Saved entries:
------------

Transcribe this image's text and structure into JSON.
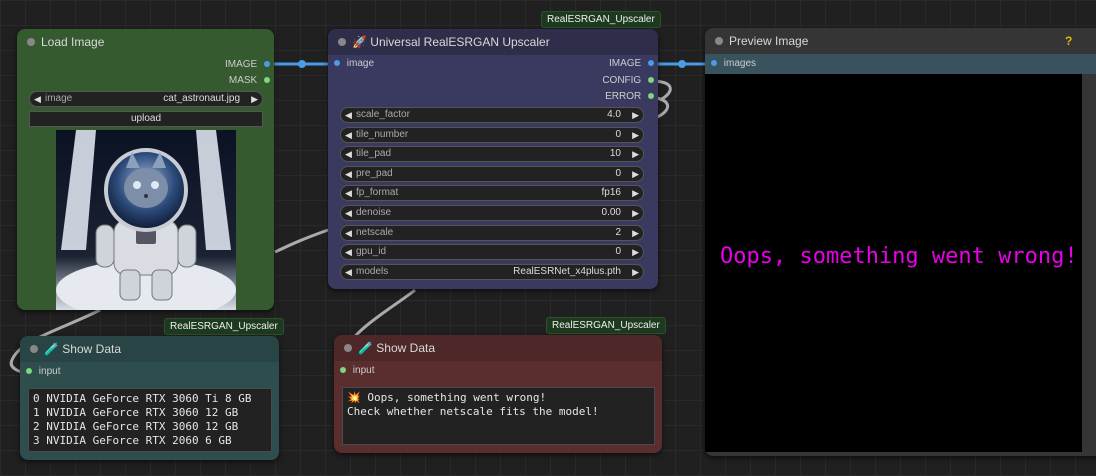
{
  "load_image": {
    "title": "Load Image",
    "outputs": [
      "IMAGE",
      "MASK"
    ],
    "image_widget": {
      "label": "image",
      "value": "cat_astronaut.jpg"
    },
    "upload_label": "upload"
  },
  "upscaler": {
    "badge": "RealESRGAN_Upscaler",
    "title": "Universal RealESRGAN Upscaler",
    "input": "image",
    "outputs": [
      "IMAGE",
      "CONFIG",
      "ERROR"
    ],
    "widgets": [
      {
        "label": "scale_factor",
        "value": "4.0"
      },
      {
        "label": "tile_number",
        "value": "0"
      },
      {
        "label": "tile_pad",
        "value": "10"
      },
      {
        "label": "pre_pad",
        "value": "0"
      },
      {
        "label": "fp_format",
        "value": "fp16"
      },
      {
        "label": "denoise",
        "value": "0.00"
      },
      {
        "label": "netscale",
        "value": "2"
      },
      {
        "label": "gpu_id",
        "value": "0"
      },
      {
        "label": "models",
        "value": "RealESRNet_x4plus.pth"
      }
    ]
  },
  "preview": {
    "title": "Preview Image",
    "help": "?",
    "input": "images",
    "error_text": "Oops, something went wrong!",
    "error_color": "#e800e8"
  },
  "show_data_1": {
    "badge": "RealESRGAN_Upscaler",
    "title": "Show Data",
    "input": "input",
    "text": "0 NVIDIA GeForce RTX 3060 Ti 8 GB\n1 NVIDIA GeForce RTX 3060 12 GB\n2 NVIDIA GeForce RTX 3060 12 GB\n3 NVIDIA GeForce RTX 2060 6 GB"
  },
  "show_data_2": {
    "badge": "RealESRGAN_Upscaler",
    "title": "Show Data",
    "input": "input",
    "text": "💥 Oops, something went wrong!\nCheck whether netscale fits the model!"
  },
  "colors": {
    "image_link": "#4a9be8",
    "data_link": "#b0b0b0",
    "load_node_bg": "#365a2f",
    "upscaler_bg": "#3a3a60",
    "show1_bg": "#2e4e4e",
    "show2_bg": "#5a2e2e",
    "preview_bg": "#353535"
  }
}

------------

STATED PROBLEM: Reproduce the whole listing exactly, but not the images in it.

SOLUTION:
Transcribe this image's text and structure into JSON.
{
  "load_image": {
    "title": "Load Image",
    "outputs": [
      "IMAGE",
      "MASK"
    ],
    "image_widget": {
      "label": "image",
      "value": "cat_astronaut.jpg"
    },
    "upload_label": "upload"
  },
  "upscaler": {
    "badge": "RealESRGAN_Upscaler",
    "title": "Universal RealESRGAN Upscaler",
    "input": "image",
    "outputs": [
      "IMAGE",
      "CONFIG",
      "ERROR"
    ],
    "widgets": [
      {
        "label": "scale_factor",
        "value": "4.0"
      },
      {
        "label": "tile_number",
        "value": "0"
      },
      {
        "label": "tile_pad",
        "value": "10"
      },
      {
        "label": "pre_pad",
        "value": "0"
      },
      {
        "label": "fp_format",
        "value": "fp16"
      },
      {
        "label": "denoise",
        "value": "0.00"
      },
      {
        "label": "netscale",
        "value": "2"
      },
      {
        "label": "gpu_id",
        "value": "0"
      },
      {
        "label": "models",
        "value": "RealESRNet_x4plus.pth"
      }
    ]
  },
  "preview": {
    "title": "Preview Image",
    "help": "?",
    "input": "images",
    "error_text": "Oops, something went wrong!",
    "error_color": "#e800e8"
  },
  "show_data_1": {
    "badge": "RealESRGAN_Upscaler",
    "title": "Show Data",
    "input": "input",
    "text": "0 NVIDIA GeForce RTX 3060 Ti 8 GB\n1 NVIDIA GeForce RTX 3060 12 GB\n2 NVIDIA GeForce RTX 3060 12 GB\n3 NVIDIA GeForce RTX 2060 6 GB"
  },
  "show_data_2": {
    "badge": "RealESRGAN_Upscaler",
    "title": "Show Data",
    "input": "input",
    "text": "💥 Oops, something went wrong!\nCheck whether netscale fits the model!"
  },
  "colors": {
    "image_link": "#4a9be8",
    "data_link": "#b0b0b0",
    "load_node_bg": "#365a2f",
    "upscaler_bg": "#3a3a60",
    "show1_bg": "#2e4e4e",
    "show2_bg": "#5a2e2e",
    "preview_bg": "#353535"
  }
}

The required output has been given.